--- Task instructions ---
Look through the listing for the word "marker". Copy each line that has it.

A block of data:

⁂

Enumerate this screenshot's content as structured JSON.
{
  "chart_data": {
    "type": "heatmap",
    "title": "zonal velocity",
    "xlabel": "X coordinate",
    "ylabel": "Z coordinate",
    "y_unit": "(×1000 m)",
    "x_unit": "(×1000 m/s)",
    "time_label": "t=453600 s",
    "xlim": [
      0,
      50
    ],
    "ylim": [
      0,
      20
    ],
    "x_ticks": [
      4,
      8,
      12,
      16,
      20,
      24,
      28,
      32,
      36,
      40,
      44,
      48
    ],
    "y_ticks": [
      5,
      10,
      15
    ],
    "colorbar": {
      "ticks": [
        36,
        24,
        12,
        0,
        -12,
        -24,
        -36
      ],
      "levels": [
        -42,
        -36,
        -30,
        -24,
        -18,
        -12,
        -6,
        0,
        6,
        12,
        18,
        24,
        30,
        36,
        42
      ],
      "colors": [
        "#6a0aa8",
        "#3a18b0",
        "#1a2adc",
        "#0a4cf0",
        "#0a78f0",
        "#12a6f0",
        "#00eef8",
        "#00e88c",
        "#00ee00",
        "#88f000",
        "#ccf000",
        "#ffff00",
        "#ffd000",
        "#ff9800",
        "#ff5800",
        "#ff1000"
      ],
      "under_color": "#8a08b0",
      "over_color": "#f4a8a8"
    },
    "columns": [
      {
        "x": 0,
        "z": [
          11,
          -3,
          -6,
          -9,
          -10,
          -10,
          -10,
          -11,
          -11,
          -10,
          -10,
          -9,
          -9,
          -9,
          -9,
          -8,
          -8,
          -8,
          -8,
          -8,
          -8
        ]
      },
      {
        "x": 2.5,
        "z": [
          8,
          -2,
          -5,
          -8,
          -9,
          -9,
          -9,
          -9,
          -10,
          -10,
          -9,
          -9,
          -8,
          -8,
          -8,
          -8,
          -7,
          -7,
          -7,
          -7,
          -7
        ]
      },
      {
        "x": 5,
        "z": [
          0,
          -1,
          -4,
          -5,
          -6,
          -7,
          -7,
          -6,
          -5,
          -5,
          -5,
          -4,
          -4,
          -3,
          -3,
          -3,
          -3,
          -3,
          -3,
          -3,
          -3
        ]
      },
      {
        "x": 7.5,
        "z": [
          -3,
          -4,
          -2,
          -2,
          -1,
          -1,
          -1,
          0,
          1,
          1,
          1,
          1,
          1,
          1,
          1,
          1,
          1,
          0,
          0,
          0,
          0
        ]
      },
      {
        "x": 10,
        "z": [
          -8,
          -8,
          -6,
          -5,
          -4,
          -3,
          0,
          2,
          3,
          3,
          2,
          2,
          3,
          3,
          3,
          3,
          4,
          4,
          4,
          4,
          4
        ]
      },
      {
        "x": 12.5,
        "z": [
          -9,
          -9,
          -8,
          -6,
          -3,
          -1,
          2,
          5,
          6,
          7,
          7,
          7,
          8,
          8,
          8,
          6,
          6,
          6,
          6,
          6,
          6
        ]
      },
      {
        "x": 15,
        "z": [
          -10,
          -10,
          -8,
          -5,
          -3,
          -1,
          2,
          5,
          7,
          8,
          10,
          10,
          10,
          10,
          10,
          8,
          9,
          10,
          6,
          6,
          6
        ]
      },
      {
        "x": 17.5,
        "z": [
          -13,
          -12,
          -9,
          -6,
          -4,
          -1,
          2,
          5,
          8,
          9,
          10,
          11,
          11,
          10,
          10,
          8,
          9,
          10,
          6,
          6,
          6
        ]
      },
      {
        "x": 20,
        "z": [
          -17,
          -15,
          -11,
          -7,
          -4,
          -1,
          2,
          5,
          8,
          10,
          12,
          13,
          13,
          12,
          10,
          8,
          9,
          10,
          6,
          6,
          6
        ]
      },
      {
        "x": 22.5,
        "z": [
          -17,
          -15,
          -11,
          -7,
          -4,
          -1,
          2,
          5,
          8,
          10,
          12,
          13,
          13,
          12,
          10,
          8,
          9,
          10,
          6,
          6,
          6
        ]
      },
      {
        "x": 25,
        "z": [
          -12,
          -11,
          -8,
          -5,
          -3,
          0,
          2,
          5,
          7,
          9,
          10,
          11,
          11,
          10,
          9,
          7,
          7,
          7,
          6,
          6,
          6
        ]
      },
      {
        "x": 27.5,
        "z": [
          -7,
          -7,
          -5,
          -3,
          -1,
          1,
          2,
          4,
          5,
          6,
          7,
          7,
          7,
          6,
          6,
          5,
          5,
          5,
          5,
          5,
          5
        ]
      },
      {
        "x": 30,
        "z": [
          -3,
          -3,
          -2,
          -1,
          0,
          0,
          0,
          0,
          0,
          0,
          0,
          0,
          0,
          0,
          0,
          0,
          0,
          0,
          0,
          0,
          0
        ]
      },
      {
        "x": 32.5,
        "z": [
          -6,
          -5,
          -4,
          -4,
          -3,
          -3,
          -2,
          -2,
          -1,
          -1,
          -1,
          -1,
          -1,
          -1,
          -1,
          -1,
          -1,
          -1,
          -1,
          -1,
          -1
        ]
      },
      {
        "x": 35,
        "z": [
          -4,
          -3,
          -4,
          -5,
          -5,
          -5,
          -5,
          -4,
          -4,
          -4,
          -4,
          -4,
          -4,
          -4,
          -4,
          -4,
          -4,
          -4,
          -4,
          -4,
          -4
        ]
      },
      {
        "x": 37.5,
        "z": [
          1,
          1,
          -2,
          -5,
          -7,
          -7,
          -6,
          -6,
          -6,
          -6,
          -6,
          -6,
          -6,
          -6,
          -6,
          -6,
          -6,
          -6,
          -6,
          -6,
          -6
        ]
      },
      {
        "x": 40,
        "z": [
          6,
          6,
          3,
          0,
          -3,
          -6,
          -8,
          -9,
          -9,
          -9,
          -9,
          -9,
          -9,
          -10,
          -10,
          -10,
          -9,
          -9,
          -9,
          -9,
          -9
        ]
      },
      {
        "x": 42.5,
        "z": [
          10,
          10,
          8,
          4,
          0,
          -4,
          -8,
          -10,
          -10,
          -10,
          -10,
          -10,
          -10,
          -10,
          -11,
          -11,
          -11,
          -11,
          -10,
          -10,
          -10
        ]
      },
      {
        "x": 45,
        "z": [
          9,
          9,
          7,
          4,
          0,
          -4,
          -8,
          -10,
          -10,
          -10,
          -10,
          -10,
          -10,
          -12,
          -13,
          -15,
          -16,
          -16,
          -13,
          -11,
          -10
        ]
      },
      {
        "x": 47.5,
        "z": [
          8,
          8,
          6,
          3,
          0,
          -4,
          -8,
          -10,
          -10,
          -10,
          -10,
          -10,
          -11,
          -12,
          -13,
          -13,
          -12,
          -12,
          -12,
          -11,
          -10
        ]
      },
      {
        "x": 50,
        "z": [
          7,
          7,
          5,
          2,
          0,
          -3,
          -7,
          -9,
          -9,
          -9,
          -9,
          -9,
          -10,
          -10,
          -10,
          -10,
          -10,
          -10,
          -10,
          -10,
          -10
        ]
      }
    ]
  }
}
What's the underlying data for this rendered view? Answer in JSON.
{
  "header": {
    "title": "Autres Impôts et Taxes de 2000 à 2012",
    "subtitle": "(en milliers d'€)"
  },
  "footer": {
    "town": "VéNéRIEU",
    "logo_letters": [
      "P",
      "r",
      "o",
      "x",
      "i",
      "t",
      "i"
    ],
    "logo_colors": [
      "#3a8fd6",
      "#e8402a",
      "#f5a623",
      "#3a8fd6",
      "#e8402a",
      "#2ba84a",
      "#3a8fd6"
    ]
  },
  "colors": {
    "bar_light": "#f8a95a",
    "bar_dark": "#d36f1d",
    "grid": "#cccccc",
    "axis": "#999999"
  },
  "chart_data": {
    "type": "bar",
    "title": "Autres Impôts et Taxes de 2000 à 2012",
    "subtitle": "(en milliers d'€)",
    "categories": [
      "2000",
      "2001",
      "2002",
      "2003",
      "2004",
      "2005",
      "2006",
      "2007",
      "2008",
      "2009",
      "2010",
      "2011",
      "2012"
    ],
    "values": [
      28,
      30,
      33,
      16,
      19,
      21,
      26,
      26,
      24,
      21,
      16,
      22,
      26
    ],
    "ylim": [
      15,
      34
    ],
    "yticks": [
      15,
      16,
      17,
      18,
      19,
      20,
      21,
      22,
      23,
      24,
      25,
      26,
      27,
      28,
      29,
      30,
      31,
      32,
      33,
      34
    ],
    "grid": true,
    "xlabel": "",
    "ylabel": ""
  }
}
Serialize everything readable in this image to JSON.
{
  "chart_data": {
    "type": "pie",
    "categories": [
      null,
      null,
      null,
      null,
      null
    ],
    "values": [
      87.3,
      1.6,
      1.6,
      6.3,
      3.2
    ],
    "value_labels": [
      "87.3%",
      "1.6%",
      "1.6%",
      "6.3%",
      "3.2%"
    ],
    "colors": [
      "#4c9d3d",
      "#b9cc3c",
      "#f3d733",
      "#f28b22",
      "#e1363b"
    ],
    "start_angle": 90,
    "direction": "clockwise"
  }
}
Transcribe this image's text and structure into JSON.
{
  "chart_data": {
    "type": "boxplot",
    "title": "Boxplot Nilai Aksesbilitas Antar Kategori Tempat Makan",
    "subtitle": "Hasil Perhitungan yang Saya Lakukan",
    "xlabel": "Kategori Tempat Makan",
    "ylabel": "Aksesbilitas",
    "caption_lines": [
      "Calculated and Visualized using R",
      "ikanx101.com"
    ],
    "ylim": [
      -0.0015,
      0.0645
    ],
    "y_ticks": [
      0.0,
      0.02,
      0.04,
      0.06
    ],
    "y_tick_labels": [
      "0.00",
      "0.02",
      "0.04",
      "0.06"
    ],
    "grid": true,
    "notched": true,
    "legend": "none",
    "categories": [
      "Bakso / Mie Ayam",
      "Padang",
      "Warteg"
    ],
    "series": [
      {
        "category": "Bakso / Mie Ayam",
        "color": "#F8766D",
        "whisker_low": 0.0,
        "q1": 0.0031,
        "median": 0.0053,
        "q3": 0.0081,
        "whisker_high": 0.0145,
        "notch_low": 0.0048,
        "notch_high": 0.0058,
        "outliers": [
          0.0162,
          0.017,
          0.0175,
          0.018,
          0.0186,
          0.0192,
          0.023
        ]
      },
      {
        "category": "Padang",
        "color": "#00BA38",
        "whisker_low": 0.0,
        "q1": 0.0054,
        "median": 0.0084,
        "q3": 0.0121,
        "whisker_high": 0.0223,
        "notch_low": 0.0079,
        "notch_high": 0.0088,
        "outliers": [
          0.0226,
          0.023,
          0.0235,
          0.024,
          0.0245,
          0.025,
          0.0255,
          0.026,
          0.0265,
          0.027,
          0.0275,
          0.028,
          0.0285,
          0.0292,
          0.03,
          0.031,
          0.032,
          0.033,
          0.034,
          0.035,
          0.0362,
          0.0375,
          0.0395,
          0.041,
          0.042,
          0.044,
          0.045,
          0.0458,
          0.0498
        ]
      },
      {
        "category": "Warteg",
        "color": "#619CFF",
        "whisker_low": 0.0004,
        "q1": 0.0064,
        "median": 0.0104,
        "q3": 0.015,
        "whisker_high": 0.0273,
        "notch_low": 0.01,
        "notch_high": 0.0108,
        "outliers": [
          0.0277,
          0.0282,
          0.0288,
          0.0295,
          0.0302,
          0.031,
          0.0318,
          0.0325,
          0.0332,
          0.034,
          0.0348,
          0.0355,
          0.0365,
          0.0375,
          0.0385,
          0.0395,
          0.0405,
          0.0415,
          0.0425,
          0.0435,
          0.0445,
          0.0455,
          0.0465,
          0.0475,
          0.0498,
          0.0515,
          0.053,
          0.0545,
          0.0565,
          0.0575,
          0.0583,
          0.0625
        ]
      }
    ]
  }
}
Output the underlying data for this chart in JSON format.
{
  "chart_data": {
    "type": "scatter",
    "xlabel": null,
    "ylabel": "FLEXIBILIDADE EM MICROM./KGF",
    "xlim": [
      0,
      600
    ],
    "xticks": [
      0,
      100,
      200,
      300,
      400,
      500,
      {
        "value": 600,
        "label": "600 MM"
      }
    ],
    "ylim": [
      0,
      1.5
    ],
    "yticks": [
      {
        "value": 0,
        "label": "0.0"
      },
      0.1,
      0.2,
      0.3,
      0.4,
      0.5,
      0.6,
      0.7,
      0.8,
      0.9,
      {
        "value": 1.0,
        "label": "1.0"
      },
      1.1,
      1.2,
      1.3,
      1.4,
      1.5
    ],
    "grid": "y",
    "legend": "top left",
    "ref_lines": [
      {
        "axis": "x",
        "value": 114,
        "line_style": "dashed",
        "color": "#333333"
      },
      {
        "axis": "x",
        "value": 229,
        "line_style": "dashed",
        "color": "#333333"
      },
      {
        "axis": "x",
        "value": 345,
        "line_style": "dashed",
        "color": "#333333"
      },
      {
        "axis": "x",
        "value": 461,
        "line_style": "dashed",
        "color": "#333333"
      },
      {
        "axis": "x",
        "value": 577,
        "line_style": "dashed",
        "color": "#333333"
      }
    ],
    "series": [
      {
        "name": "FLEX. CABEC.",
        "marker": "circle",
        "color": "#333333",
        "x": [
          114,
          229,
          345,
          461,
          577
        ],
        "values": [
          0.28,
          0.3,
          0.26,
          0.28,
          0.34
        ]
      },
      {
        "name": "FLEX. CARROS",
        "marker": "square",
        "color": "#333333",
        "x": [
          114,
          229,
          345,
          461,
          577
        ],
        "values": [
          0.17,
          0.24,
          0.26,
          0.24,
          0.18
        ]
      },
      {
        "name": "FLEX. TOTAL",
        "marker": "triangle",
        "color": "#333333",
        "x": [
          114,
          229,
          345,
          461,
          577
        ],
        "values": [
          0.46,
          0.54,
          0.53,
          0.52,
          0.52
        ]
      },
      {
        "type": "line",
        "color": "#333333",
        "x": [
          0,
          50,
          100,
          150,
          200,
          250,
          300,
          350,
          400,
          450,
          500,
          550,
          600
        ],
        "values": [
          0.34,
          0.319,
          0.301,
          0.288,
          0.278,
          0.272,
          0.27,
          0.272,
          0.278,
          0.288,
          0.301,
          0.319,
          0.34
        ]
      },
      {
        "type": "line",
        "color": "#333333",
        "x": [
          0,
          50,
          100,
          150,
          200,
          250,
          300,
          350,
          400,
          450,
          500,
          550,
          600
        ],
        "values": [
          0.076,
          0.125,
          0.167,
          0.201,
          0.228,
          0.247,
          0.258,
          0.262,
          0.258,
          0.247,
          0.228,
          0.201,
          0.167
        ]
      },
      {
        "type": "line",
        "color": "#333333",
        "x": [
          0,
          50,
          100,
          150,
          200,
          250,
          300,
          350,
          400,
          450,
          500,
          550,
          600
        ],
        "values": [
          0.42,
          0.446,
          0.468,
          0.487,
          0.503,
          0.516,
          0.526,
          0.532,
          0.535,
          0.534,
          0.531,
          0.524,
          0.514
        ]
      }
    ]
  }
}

⁂

--- Task result ---
        "marker": "circle",
        "marker": "square",
        "marker": "triangle",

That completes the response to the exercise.